## Your goal
Say how many lines of these entries include the word "door", and answer with the number alone.
● ● ● ●
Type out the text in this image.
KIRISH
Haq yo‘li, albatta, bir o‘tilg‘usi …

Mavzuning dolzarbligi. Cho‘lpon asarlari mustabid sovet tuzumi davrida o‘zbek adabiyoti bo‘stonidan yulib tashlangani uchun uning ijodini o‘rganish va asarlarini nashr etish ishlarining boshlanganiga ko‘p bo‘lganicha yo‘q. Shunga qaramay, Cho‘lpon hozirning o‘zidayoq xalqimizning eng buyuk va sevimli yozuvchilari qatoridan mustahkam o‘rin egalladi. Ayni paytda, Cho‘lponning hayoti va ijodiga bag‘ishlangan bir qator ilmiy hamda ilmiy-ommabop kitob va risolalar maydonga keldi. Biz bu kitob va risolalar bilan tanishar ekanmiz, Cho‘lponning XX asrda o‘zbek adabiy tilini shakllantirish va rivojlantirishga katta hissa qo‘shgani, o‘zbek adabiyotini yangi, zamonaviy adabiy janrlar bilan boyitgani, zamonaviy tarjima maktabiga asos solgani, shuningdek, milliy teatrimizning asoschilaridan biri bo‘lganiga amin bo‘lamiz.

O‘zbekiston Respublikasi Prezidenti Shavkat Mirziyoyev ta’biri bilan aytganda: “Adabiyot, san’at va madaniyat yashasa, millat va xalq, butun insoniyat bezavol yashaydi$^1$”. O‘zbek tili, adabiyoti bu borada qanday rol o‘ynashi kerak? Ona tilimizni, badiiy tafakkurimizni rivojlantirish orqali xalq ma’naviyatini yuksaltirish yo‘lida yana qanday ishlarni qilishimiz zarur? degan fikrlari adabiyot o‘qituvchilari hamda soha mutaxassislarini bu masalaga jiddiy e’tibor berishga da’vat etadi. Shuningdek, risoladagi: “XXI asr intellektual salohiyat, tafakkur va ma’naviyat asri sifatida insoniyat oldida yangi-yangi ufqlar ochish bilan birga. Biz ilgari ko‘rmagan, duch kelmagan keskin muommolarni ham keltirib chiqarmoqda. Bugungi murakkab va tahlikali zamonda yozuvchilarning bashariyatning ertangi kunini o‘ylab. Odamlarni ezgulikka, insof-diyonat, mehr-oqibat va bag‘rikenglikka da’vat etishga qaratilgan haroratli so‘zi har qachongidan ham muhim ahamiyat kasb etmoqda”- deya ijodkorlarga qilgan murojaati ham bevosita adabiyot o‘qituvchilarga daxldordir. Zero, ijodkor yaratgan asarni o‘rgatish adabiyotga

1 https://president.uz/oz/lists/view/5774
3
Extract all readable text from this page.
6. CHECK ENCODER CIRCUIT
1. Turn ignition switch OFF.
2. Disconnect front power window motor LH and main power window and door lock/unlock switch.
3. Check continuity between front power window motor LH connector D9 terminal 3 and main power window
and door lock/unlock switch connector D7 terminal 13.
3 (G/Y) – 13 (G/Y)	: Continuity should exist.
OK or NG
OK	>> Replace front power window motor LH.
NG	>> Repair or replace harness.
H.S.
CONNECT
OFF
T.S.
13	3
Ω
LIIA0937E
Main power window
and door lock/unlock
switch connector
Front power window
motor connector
● ● ● ●
## In response
3